# Start of Material provided
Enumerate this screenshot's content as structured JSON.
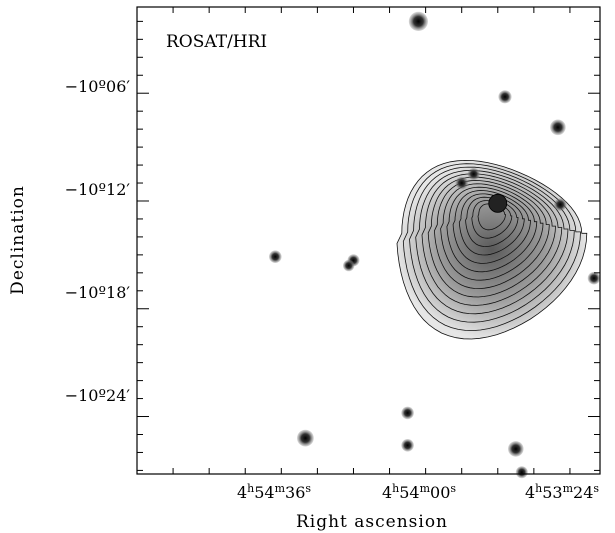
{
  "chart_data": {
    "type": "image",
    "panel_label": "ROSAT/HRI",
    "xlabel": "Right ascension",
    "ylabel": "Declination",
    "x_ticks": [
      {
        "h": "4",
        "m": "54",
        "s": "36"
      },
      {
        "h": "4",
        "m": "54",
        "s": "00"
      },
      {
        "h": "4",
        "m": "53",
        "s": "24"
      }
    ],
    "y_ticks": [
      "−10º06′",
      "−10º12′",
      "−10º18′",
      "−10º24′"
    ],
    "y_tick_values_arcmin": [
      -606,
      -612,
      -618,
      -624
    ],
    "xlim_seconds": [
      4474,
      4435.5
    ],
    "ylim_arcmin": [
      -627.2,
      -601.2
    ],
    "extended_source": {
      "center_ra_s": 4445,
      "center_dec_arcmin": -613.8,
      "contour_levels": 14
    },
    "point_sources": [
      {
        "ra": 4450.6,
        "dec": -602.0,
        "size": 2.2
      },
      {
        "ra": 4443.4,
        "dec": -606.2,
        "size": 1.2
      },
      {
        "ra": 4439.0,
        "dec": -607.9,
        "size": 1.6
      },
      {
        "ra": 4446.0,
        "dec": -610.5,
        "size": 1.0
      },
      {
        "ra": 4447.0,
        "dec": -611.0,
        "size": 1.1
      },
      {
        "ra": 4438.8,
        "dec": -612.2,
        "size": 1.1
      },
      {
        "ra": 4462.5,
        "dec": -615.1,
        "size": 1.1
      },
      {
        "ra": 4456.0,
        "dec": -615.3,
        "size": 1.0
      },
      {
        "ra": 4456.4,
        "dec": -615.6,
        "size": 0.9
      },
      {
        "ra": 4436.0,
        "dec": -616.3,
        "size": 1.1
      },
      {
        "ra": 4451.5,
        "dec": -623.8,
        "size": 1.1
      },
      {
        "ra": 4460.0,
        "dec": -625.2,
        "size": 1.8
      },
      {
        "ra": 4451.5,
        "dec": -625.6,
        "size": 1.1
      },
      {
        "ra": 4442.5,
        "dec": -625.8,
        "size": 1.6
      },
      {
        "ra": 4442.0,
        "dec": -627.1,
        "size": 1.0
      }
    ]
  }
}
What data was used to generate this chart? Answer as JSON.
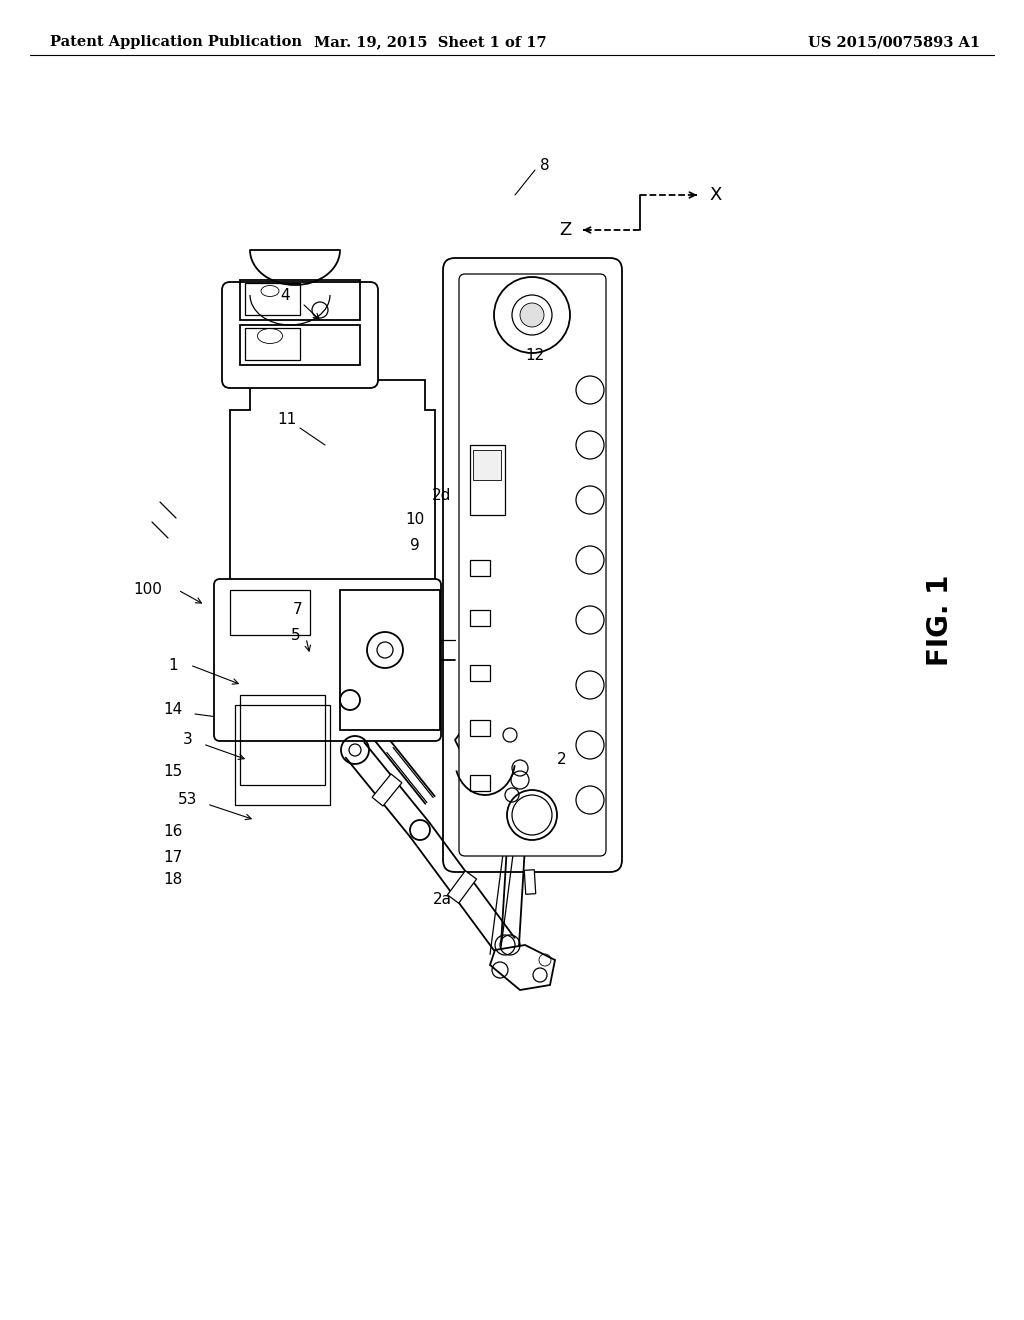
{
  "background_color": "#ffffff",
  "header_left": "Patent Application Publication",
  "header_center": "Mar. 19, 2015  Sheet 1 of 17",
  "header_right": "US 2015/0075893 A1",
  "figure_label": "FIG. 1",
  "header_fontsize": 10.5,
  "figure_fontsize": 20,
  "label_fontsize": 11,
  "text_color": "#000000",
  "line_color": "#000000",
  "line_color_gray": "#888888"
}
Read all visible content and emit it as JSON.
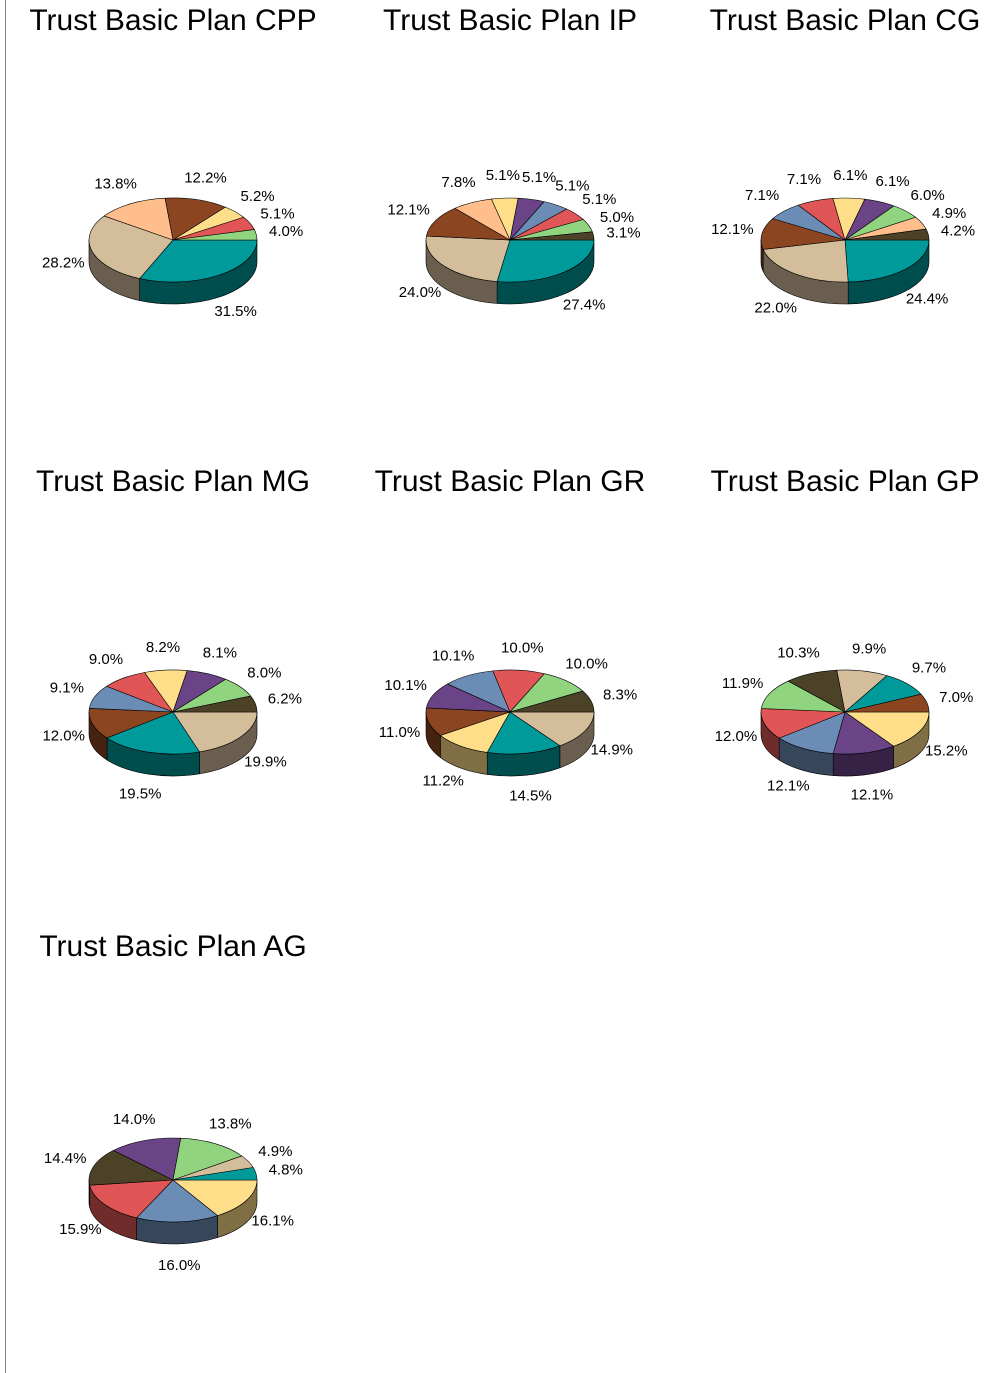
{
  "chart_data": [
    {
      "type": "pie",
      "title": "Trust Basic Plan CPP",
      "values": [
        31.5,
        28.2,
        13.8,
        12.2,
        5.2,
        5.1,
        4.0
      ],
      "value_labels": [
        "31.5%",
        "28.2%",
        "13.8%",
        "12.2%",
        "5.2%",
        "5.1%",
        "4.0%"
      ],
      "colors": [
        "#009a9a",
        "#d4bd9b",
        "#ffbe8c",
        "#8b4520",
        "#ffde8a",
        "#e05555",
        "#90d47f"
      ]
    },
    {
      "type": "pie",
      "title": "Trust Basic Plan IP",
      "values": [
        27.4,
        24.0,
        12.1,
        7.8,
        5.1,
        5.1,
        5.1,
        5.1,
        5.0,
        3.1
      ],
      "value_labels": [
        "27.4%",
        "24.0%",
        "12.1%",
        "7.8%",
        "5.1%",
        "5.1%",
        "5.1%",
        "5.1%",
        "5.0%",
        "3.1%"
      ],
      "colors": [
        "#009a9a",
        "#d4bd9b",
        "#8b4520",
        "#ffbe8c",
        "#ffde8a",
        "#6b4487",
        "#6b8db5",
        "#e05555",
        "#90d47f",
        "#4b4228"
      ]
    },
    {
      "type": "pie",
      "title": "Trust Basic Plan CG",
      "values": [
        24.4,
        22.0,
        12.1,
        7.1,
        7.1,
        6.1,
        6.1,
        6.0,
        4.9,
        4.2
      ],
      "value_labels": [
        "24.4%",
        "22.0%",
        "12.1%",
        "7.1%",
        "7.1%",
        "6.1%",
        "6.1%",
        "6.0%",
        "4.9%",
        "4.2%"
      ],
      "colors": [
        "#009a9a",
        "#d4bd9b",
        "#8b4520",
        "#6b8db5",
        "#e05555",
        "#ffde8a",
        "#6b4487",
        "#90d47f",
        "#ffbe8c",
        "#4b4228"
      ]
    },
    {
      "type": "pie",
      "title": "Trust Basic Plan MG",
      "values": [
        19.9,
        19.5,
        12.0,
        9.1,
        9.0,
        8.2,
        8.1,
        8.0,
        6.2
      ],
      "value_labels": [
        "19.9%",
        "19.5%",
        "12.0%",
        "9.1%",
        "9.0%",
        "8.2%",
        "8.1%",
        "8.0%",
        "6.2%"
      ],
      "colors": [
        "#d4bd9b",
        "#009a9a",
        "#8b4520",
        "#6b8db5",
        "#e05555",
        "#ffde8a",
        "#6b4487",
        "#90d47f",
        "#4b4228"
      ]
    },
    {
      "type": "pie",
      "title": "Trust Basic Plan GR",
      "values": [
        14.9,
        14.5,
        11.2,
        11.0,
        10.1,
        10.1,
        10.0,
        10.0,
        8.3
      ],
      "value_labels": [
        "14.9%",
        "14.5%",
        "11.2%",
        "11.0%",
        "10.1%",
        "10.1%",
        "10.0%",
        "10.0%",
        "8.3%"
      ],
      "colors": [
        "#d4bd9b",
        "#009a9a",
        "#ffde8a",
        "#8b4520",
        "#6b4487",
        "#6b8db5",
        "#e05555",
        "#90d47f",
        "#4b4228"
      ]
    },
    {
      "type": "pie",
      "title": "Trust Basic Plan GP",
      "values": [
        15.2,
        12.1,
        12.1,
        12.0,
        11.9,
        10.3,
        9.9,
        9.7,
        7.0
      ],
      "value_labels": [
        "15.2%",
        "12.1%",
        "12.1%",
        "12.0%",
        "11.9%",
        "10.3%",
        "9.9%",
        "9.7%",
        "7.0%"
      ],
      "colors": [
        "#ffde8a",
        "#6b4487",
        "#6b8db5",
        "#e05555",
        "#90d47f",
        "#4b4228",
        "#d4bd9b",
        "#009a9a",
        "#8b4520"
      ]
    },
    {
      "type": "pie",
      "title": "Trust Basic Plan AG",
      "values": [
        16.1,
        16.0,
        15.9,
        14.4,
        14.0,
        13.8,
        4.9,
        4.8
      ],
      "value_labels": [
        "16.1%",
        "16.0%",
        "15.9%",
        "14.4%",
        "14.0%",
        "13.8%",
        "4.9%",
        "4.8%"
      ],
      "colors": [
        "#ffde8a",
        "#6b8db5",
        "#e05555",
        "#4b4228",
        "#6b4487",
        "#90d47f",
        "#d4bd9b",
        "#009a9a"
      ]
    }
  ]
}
# End of Material provided
Aim of the task:
Repeat the listing in full and exactly. Do not include any images.

Answer to the task:
Enumerate this screenshot's content as structured JSON.
{
  "chart_data": {
    "type": "image",
    "panel_label": "ROSAT/HRI",
    "xlabel": "Right ascension",
    "ylabel": "Declination",
    "x_ticks": [
      {
        "h": "4",
        "m": "54",
        "s": "36"
      },
      {
        "h": "4",
        "m": "54",
        "s": "00"
      },
      {
        "h": "4",
        "m": "53",
        "s": "24"
      }
    ],
    "y_ticks": [
      "−10º06′",
      "−10º12′",
      "−10º18′",
      "−10º24′"
    ],
    "y_tick_values_arcmin": [
      -606,
      -612,
      -618,
      -624
    ],
    "xlim_seconds": [
      4474,
      4435.5
    ],
    "ylim_arcmin": [
      -627.2,
      -601.2
    ],
    "extended_source": {
      "center_ra_s": 4445,
      "center_dec_arcmin": -613.8,
      "contour_levels": 14
    },
    "point_sources": [
      {
        "ra": 4450.6,
        "dec": -602.0,
        "size": 2.2
      },
      {
        "ra": 4443.4,
        "dec": -606.2,
        "size": 1.2
      },
      {
        "ra": 4439.0,
        "dec": -607.9,
        "size": 1.6
      },
      {
        "ra": 4446.0,
        "dec": -610.5,
        "size": 1.0
      },
      {
        "ra": 4447.0,
        "dec": -611.0,
        "size": 1.1
      },
      {
        "ra": 4438.8,
        "dec": -612.2,
        "size": 1.1
      },
      {
        "ra": 4462.5,
        "dec": -615.1,
        "size": 1.1
      },
      {
        "ra": 4456.0,
        "dec": -615.3,
        "size": 1.0
      },
      {
        "ra": 4456.4,
        "dec": -615.6,
        "size": 0.9
      },
      {
        "ra": 4436.0,
        "dec": -616.3,
        "size": 1.1
      },
      {
        "ra": 4451.5,
        "dec": -623.8,
        "size": 1.1
      },
      {
        "ra": 4460.0,
        "dec": -625.2,
        "size": 1.8
      },
      {
        "ra": 4451.5,
        "dec": -625.6,
        "size": 1.1
      },
      {
        "ra": 4442.5,
        "dec": -625.8,
        "size": 1.6
      },
      {
        "ra": 4442.0,
        "dec": -627.1,
        "size": 1.0
      }
    ]
  }
}
What data was used to generate this chart? Answer as JSON.
{
  "background_color": "#ffffff",
  "header_left": "Patent Application Publication",
  "header_center": "Mar. 19, 2015  Sheet 1 of 17",
  "header_right": "US 2015/0075893 A1",
  "figure_label": "FIG. 1",
  "header_fontsize": 10.5,
  "figure_fontsize": 20,
  "label_fontsize": 11,
  "text_color": "#000000",
  "line_color": "#000000",
  "line_color_gray": "#888888"
}
Read all visible content and emit it as JSON.
{
  "chart_data": [
    {
      "type": "pie",
      "title": "Trust Basic Plan CPP",
      "values": [
        31.5,
        28.2,
        13.8,
        12.2,
        5.2,
        5.1,
        4.0
      ],
      "value_labels": [
        "31.5%",
        "28.2%",
        "13.8%",
        "12.2%",
        "5.2%",
        "5.1%",
        "4.0%"
      ],
      "colors": [
        "#009a9a",
        "#d4bd9b",
        "#ffbe8c",
        "#8b4520",
        "#ffde8a",
        "#e05555",
        "#90d47f"
      ]
    },
    {
      "type": "pie",
      "title": "Trust Basic Plan IP",
      "values": [
        27.4,
        24.0,
        12.1,
        7.8,
        5.1,
        5.1,
        5.1,
        5.1,
        5.0,
        3.1
      ],
      "value_labels": [
        "27.4%",
        "24.0%",
        "12.1%",
        "7.8%",
        "5.1%",
        "5.1%",
        "5.1%",
        "5.1%",
        "5.0%",
        "3.1%"
      ],
      "colors": [
        "#009a9a",
        "#d4bd9b",
        "#8b4520",
        "#ffbe8c",
        "#ffde8a",
        "#6b4487",
        "#6b8db5",
        "#e05555",
        "#90d47f",
        "#4b4228"
      ]
    },
    {
      "type": "pie",
      "title": "Trust Basic Plan CG",
      "values": [
        24.4,
        22.0,
        12.1,
        7.1,
        7.1,
        6.1,
        6.1,
        6.0,
        4.9,
        4.2
      ],
      "value_labels": [
        "24.4%",
        "22.0%",
        "12.1%",
        "7.1%",
        "7.1%",
        "6.1%",
        "6.1%",
        "6.0%",
        "4.9%",
        "4.2%"
      ],
      "colors": [
        "#009a9a",
        "#d4bd9b",
        "#8b4520",
        "#6b8db5",
        "#e05555",
        "#ffde8a",
        "#6b4487",
        "#90d47f",
        "#ffbe8c",
        "#4b4228"
      ]
    },
    {
      "type": "pie",
      "title": "Trust Basic Plan MG",
      "values": [
        19.9,
        19.5,
        12.0,
        9.1,
        9.0,
        8.2,
        8.1,
        8.0,
        6.2
      ],
      "value_labels": [
        "19.9%",
        "19.5%",
        "12.0%",
        "9.1%",
        "9.0%",
        "8.2%",
        "8.1%",
        "8.0%",
        "6.2%"
      ],
      "colors": [
        "#d4bd9b",
        "#009a9a",
        "#8b4520",
        "#6b8db5",
        "#e05555",
        "#ffde8a",
        "#6b4487",
        "#90d47f",
        "#4b4228"
      ]
    },
    {
      "type": "pie",
      "title": "Trust Basic Plan GR",
      "values": [
        14.9,
        14.5,
        11.2,
        11.0,
        10.1,
        10.1,
        10.0,
        10.0,
        8.3
      ],
      "value_labels": [
        "14.9%",
        "14.5%",
        "11.2%",
        "11.0%",
        "10.1%",
        "10.1%",
        "10.0%",
        "10.0%",
        "8.3%"
      ],
      "colors": [
        "#d4bd9b",
        "#009a9a",
        "#ffde8a",
        "#8b4520",
        "#6b4487",
        "#6b8db5",
        "#e05555",
        "#90d47f",
        "#4b4228"
      ]
    },
    {
      "type": "pie",
      "title": "Trust Basic Plan GP",
      "values": [
        15.2,
        12.1,
        12.1,
        12.0,
        11.9,
        10.3,
        9.9,
        9.7,
        7.0
      ],
      "value_labels": [
        "15.2%",
        "12.1%",
        "12.1%",
        "12.0%",
        "11.9%",
        "10.3%",
        "9.9%",
        "9.7%",
        "7.0%"
      ],
      "colors": [
        "#ffde8a",
        "#6b4487",
        "#6b8db5",
        "#e05555",
        "#90d47f",
        "#4b4228",
        "#d4bd9b",
        "#009a9a",
        "#8b4520"
      ]
    },
    {
      "type": "pie",
      "title": "Trust Basic Plan AG",
      "values": [
        16.1,
        16.0,
        15.9,
        14.4,
        14.0,
        13.8,
        4.9,
        4.8
      ],
      "value_labels": [
        "16.1%",
        "16.0%",
        "15.9%",
        "14.4%",
        "14.0%",
        "13.8%",
        "4.9%",
        "4.8%"
      ],
      "colors": [
        "#ffde8a",
        "#6b8db5",
        "#e05555",
        "#4b4228",
        "#6b4487",
        "#90d47f",
        "#d4bd9b",
        "#009a9a"
      ]
    }
  ]
}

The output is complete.